Re: Can LWP look for specific HTML tags?

Martijn Koster (mak@webcrawler.com)
Fri, 7 Nov 1997 11:33:20 +0000


On Fri, Nov 07, 1997 at 01:13:22AM -0600, Nathaniel Good wrote:

> currently use LWP to connect to the server and download the page to
> a file,where I then grep out the info I need. I do this by starting
> from the '<OL>' tag, going to each '<LI>' tag,get the info in
> the'<A>' tag and start the next item after the '</LI>' tag. I do
> this process until I see the '</OL>' tag.

Of course you can do this Perl, in any number of ways. The simplest
would be to just do the same "grep" you do outside Perl, in Perl,
using m///.

But there are more fancy ways, and you sound interested, so appended
find an example of doing it with the LWP HTML::Parser. Not perfect
(doesn't absolutify URIL's, or deal with nested lists), but you should
get the idea.

_PROVIDED DATA_
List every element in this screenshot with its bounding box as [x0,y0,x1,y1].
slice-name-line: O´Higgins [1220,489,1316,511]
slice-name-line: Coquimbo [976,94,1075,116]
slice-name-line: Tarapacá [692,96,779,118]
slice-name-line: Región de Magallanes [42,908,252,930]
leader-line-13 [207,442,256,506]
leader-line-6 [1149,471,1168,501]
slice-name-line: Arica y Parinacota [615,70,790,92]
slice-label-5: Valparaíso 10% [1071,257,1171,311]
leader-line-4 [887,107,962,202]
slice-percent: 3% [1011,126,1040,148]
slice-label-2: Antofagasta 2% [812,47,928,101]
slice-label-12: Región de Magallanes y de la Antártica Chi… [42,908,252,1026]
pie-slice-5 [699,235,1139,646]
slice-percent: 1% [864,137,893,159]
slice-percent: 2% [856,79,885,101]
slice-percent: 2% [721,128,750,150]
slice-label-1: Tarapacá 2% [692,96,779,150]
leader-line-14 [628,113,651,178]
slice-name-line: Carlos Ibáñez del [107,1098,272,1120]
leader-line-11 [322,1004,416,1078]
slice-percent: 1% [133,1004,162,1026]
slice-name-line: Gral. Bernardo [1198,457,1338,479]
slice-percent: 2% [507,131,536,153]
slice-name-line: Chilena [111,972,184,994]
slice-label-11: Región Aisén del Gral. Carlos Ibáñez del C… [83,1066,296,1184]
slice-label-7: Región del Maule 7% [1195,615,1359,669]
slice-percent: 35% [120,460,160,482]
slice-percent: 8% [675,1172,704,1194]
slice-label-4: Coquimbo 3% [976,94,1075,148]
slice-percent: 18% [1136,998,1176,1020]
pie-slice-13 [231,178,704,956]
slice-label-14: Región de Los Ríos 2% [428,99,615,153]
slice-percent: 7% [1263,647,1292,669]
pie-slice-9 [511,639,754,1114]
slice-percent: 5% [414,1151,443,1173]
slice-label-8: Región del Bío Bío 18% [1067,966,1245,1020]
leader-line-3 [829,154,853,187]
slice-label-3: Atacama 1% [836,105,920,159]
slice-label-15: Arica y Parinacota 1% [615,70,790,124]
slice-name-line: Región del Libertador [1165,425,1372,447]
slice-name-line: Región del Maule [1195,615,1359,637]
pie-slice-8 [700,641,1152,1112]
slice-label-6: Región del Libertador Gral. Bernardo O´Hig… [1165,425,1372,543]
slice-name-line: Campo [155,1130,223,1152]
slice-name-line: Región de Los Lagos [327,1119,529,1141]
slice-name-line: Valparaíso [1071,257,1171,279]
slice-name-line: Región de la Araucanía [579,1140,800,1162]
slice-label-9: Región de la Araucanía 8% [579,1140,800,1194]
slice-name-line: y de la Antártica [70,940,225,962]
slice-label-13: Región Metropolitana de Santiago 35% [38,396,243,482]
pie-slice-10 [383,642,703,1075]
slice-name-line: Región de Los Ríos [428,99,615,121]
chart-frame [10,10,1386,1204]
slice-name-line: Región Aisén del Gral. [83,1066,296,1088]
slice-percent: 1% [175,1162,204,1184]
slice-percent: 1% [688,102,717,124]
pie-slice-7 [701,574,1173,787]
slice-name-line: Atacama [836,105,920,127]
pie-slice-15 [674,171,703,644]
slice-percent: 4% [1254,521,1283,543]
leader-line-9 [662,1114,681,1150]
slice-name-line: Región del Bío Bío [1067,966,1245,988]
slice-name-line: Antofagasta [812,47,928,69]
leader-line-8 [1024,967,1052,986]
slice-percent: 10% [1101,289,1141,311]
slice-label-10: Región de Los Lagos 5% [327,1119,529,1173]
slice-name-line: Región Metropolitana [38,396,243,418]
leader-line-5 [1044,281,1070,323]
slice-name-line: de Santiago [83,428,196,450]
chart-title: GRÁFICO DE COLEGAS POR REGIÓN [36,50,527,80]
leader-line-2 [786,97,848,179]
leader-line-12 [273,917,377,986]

_AIM_
In the mailing list reply about using LWP to find HTML tags, change "Perl" to "Python" throughout the stretch from "On Fri, Nov" through "using m///.", and write that stretch out again. You won't need the records here.

_COMPLETED EXERCISE_
On Fri, Nov 07, 1997 at 01:13:22AM -0600, Nathaniel Good wrote:

> currently use LWP to connect to the server and download the page to
> a file,where I then grep out the info I need. I do this by starting
> from the '<OL>' tag, going to each '<LI>' tag,get the info in
> the'<A>' tag and start the next item after the '</LI>' tag. I do
> this process until I see the '</OL>' tag.

Of course you can do this Python, in any number of ways. The simplest
would be to just do the same "grep" you do outside Python, in Python,
using m///.